* **DATA IN THIS EXERCISE**
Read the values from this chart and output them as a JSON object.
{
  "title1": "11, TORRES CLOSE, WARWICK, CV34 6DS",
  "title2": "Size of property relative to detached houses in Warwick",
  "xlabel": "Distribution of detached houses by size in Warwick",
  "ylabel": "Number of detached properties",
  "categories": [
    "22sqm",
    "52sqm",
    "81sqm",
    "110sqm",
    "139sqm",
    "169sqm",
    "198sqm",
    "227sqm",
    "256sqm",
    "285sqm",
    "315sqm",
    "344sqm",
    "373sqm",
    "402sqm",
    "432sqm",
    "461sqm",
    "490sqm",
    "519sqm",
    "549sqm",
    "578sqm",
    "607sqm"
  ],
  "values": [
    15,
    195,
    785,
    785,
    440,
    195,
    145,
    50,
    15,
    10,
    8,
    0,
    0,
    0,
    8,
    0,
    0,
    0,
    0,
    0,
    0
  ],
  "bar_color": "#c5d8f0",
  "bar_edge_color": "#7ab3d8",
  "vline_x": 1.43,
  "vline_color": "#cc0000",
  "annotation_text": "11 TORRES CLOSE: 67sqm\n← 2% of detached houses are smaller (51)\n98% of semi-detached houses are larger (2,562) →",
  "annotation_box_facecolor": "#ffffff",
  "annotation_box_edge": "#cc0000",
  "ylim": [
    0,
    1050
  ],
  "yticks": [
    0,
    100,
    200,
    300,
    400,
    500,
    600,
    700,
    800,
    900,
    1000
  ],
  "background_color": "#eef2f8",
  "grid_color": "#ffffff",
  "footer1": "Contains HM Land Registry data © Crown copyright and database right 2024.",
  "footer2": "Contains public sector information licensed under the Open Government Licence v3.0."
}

* **INSTRUCTION**
Word for word, write out all of the data above.

* **REPLY TO THE EXERCISE**
Read the values from this chart and output them as a JSON object.
{
  "title1": "11, TORRES CLOSE, WARWICK, CV34 6DS",
  "title2": "Size of property relative to detached houses in Warwick",
  "xlabel": "Distribution of detached houses by size in Warwick",
  "ylabel": "Number of detached properties",
  "categories": [
    "22sqm",
    "52sqm",
    "81sqm",
    "110sqm",
    "139sqm",
    "169sqm",
    "198sqm",
    "227sqm",
    "256sqm",
    "285sqm",
    "315sqm",
    "344sqm",
    "373sqm",
    "402sqm",
    "432sqm",
    "461sqm",
    "490sqm",
    "519sqm",
    "549sqm",
    "578sqm",
    "607sqm"
  ],
  "values": [
    15,
    195,
    785,
    785,
    440,
    195,
    145,
    50,
    15,
    10,
    8,
    0,
    0,
    0,
    8,
    0,
    0,
    0,
    0,
    0,
    0
  ],
  "bar_color": "#c5d8f0",
  "bar_edge_color": "#7ab3d8",
  "vline_x": 1.43,
  "vline_color": "#cc0000",
  "annotation_text": "11 TORRES CLOSE: 67sqm\n← 2% of detached houses are smaller (51)\n98% of semi-detached houses are larger (2,562) →",
  "annotation_box_facecolor": "#ffffff",
  "annotation_box_edge": "#cc0000",
  "ylim": [
    0,
    1050
  ],
  "yticks": [
    0,
    100,
    200,
    300,
    400,
    500,
    600,
    700,
    800,
    900,
    1000
  ],
  "background_color": "#eef2f8",
  "grid_color": "#ffffff",
  "footer1": "Contains HM Land Registry data © Crown copyright and database right 2024.",
  "footer2": "Contains public sector information licensed under the Open Government Licence v3.0."
}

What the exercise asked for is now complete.